TASK DESCRIPTION: Print the entries starting with the line that contains "accommodation-types-listbox[interactable]: Classic Double" and going on through the line that contains "accommodation-types-label: Accommodation Types", reproducing each line exactly.

DATA PROVIDED:
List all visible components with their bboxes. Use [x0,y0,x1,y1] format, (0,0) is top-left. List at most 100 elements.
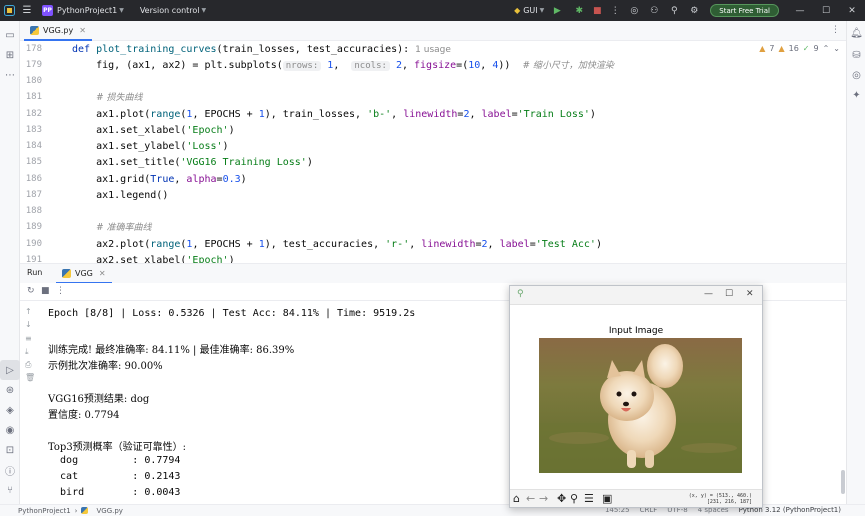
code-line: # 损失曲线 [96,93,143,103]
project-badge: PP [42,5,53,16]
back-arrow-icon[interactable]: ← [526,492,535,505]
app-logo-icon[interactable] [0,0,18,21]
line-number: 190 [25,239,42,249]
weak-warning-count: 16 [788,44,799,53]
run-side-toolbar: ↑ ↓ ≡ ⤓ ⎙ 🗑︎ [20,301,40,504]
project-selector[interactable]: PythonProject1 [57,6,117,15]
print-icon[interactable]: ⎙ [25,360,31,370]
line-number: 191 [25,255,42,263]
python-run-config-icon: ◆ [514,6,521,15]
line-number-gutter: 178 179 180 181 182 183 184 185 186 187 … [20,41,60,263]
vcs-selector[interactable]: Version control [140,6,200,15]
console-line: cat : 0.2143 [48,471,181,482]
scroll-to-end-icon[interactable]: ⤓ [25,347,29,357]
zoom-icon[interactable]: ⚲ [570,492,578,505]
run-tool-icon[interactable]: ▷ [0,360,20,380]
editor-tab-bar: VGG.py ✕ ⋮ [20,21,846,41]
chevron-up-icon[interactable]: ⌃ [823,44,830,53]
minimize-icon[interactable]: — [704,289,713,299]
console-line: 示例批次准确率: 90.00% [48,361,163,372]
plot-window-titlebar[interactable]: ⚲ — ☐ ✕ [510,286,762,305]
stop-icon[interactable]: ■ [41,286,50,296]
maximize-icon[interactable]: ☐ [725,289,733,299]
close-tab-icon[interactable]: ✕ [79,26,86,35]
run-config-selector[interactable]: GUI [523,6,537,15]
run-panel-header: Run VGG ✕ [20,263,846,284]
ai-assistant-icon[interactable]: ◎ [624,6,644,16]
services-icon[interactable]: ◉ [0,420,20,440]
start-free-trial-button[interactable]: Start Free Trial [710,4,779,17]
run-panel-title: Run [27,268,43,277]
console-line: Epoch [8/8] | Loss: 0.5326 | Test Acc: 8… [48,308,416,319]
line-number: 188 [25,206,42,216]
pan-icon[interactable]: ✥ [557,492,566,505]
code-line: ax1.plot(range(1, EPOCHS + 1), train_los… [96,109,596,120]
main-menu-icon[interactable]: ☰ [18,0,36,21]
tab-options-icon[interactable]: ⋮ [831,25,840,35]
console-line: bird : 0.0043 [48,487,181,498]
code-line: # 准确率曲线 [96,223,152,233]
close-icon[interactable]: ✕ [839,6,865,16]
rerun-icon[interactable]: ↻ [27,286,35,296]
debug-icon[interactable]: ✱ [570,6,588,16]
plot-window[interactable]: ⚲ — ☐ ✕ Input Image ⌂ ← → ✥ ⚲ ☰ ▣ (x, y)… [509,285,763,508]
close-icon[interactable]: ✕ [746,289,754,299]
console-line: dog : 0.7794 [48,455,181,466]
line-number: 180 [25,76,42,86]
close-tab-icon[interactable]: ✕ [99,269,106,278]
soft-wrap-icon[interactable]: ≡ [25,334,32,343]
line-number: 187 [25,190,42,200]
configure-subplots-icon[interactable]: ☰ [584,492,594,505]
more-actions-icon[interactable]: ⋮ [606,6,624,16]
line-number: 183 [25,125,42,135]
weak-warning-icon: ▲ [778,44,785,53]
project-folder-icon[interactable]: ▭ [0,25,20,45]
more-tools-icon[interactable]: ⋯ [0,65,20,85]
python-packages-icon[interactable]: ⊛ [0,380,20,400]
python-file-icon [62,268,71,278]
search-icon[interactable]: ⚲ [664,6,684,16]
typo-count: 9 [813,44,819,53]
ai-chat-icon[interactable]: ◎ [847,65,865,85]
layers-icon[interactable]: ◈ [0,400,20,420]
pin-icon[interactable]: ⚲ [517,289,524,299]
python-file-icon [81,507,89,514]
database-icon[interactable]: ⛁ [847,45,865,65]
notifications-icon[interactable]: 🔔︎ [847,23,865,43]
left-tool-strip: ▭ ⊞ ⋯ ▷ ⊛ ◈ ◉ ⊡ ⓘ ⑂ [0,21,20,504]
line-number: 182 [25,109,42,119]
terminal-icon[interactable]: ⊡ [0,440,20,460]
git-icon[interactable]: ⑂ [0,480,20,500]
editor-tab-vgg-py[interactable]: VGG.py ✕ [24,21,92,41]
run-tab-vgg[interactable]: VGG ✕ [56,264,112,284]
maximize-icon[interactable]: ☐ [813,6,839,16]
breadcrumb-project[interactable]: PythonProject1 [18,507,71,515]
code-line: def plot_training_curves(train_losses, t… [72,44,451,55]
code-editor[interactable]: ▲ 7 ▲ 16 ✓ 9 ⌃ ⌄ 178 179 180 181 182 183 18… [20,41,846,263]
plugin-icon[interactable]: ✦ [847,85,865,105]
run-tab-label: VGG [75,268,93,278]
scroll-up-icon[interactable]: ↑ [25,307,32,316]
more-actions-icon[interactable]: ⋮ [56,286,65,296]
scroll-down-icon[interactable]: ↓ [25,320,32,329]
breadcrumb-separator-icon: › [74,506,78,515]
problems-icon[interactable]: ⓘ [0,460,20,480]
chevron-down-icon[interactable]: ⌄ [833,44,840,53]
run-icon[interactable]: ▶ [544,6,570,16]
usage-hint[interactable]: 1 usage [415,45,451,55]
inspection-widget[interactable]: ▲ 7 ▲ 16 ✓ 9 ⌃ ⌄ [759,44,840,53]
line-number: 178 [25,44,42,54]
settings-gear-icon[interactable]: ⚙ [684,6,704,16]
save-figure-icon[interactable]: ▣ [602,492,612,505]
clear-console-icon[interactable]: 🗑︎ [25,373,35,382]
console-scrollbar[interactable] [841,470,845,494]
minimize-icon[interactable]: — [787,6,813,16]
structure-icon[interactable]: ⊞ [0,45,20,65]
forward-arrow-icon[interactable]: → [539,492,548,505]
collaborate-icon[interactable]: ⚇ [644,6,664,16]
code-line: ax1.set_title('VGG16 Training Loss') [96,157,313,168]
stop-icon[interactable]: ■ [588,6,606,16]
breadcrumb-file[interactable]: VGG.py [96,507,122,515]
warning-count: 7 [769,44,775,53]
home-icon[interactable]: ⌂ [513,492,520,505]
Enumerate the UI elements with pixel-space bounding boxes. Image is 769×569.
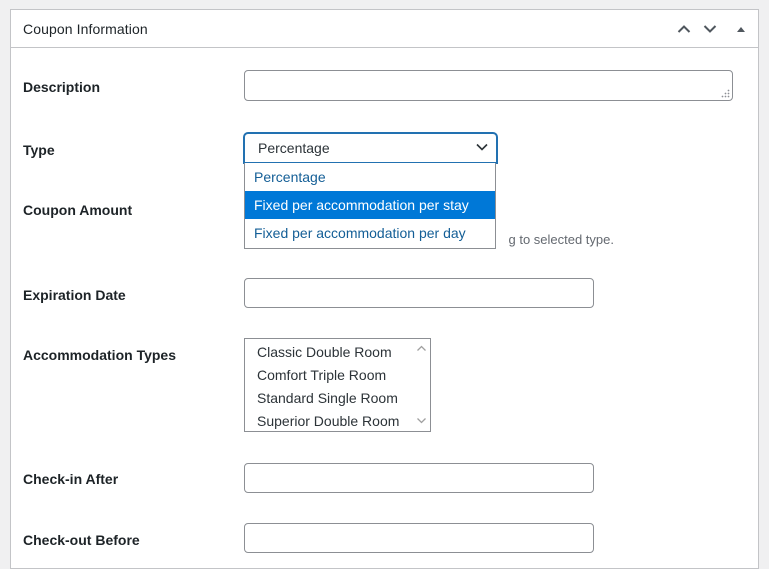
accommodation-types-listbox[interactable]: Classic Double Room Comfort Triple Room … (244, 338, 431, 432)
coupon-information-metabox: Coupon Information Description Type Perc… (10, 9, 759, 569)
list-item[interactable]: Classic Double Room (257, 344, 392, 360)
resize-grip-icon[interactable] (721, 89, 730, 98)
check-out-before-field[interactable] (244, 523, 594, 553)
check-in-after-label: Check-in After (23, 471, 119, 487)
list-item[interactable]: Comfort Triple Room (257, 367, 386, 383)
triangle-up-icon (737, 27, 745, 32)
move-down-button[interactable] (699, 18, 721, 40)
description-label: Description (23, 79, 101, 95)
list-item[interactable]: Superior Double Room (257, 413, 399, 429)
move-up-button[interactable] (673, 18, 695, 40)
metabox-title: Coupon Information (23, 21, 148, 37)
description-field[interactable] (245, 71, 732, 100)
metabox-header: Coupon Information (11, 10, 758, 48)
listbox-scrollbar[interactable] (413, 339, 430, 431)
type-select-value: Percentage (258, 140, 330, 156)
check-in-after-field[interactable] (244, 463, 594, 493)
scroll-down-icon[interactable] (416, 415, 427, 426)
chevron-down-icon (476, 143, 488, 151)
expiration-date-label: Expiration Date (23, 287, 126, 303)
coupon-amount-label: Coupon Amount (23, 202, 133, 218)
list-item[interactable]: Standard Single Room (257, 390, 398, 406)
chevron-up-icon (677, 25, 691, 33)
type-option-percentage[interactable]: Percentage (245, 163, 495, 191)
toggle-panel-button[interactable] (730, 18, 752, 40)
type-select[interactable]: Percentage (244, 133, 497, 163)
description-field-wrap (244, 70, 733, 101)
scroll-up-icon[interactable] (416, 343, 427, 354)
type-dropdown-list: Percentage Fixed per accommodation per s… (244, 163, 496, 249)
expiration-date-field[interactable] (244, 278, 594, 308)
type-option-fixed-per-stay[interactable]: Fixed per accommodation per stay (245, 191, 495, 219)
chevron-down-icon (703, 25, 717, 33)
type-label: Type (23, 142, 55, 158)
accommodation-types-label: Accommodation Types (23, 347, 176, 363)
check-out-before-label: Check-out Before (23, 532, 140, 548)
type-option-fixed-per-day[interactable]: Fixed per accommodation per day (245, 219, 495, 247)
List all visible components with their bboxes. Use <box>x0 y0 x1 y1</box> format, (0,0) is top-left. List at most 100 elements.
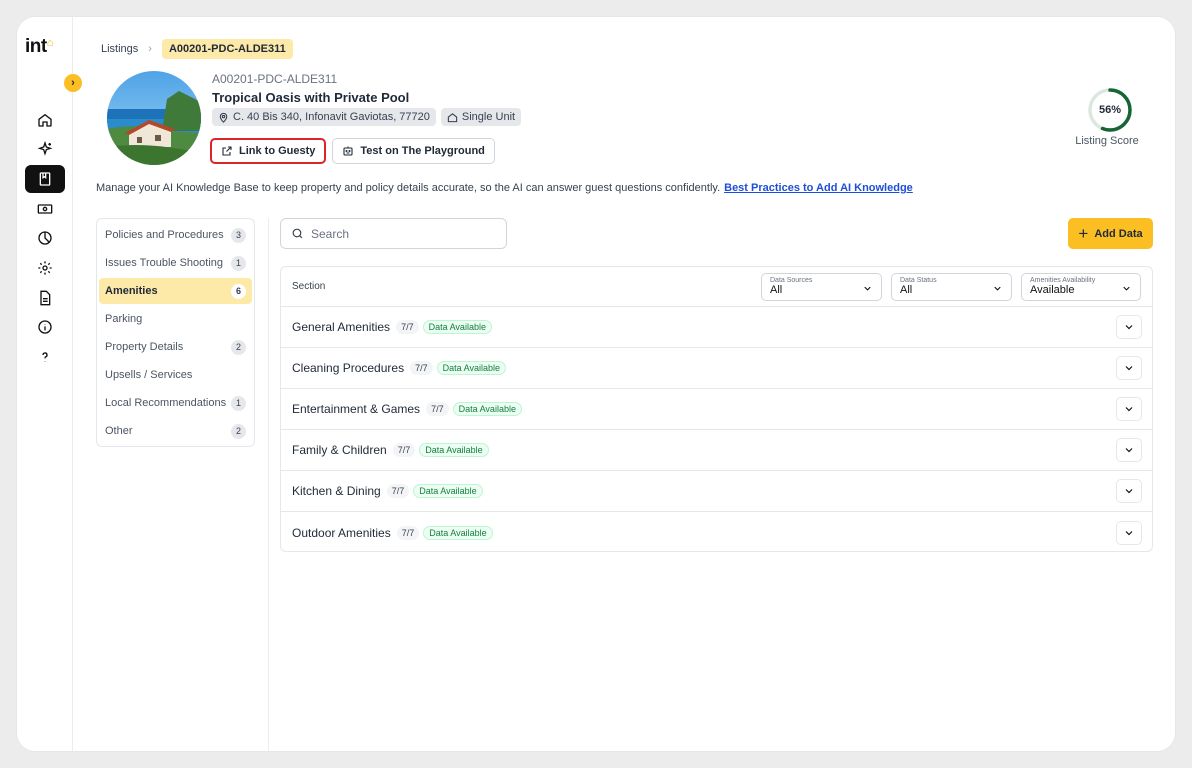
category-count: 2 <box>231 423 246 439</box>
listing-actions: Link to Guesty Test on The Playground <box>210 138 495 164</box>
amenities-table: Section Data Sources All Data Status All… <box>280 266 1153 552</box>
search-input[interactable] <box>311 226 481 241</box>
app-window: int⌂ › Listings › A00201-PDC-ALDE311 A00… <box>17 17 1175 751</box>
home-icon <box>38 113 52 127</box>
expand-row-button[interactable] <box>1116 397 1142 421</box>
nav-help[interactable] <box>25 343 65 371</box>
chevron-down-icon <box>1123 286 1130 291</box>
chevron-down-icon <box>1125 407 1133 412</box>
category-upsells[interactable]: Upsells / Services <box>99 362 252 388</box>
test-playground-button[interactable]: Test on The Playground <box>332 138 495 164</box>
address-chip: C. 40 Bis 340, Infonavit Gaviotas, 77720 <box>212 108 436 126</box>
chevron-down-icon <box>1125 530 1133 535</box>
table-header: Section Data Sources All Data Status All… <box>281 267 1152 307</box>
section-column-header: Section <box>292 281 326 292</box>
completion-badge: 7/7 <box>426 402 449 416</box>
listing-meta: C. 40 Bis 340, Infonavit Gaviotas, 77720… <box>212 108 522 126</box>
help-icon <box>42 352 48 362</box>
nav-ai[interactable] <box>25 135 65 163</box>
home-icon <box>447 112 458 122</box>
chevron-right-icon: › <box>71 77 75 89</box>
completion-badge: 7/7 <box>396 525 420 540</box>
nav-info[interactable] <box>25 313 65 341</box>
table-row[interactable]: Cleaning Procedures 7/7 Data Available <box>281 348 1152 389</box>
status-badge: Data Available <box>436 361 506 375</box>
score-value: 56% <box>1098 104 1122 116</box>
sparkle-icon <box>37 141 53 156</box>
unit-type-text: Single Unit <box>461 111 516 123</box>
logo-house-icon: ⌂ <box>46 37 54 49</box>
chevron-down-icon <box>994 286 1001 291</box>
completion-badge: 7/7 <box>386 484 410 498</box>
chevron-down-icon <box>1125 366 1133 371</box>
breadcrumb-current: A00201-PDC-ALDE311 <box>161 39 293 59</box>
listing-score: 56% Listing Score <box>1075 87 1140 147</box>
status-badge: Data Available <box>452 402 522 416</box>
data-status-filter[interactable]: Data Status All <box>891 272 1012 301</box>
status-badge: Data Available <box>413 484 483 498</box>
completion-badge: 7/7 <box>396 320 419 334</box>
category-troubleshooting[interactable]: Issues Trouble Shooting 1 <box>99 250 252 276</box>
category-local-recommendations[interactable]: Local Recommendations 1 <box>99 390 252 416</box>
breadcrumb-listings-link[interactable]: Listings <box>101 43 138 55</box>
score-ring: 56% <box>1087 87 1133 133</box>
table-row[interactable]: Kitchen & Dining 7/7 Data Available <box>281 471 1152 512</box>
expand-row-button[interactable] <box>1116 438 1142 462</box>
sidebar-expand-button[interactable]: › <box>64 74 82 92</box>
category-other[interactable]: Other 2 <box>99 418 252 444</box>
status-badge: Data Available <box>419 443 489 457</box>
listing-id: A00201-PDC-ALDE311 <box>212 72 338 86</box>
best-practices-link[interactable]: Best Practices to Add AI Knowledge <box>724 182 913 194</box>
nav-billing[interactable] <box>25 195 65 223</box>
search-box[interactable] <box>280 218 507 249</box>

EXERCISE RESPONSE:
accommodation-types-listbox[interactable]: Classic Double Room Comfort Triple Room … (244, 338, 431, 432)
coupon-information-metabox: Coupon Information Description Type Perc… (10, 9, 759, 569)
list-item[interactable]: Classic Double Room (257, 344, 392, 360)
resize-grip-icon[interactable] (721, 89, 730, 98)
check-out-before-field[interactable] (244, 523, 594, 553)
check-in-after-label: Check-in After (23, 471, 119, 487)
list-item[interactable]: Comfort Triple Room (257, 367, 386, 383)
triangle-up-icon (737, 27, 745, 32)
move-down-button[interactable] (699, 18, 721, 40)
description-label: Description (23, 79, 101, 95)
list-item[interactable]: Superior Double Room (257, 413, 399, 429)
move-up-button[interactable] (673, 18, 695, 40)
metabox-title: Coupon Information (23, 21, 148, 37)
description-field[interactable] (245, 71, 732, 100)
metabox-header: Coupon Information (11, 10, 758, 48)
listbox-scrollbar[interactable] (413, 339, 430, 431)
type-select-value: Percentage (258, 140, 330, 156)
check-in-after-field[interactable] (244, 463, 594, 493)
scroll-down-icon[interactable] (416, 415, 427, 426)
chevron-down-icon (476, 143, 488, 151)
expiration-date-label: Expiration Date (23, 287, 126, 303)
coupon-amount-label: Coupon Amount (23, 202, 133, 218)
list-item[interactable]: Standard Single Room (257, 390, 398, 406)
chevron-up-icon (677, 25, 691, 33)
type-option-percentage[interactable]: Percentage (245, 163, 495, 191)
toggle-panel-button[interactable] (730, 18, 752, 40)
type-select[interactable]: Percentage (244, 133, 497, 163)
description-field-wrap (244, 70, 733, 101)
scroll-up-icon[interactable] (416, 343, 427, 354)
type-dropdown-list: Percentage Fixed per accommodation per s… (244, 163, 496, 249)
expiration-date-field[interactable] (244, 278, 594, 308)
type-option-fixed-per-stay[interactable]: Fixed per accommodation per stay (245, 191, 495, 219)
chevron-down-icon (703, 25, 717, 33)
type-label: Type (23, 142, 55, 158)
accommodation-types-label: Accommodation Types (23, 347, 176, 363)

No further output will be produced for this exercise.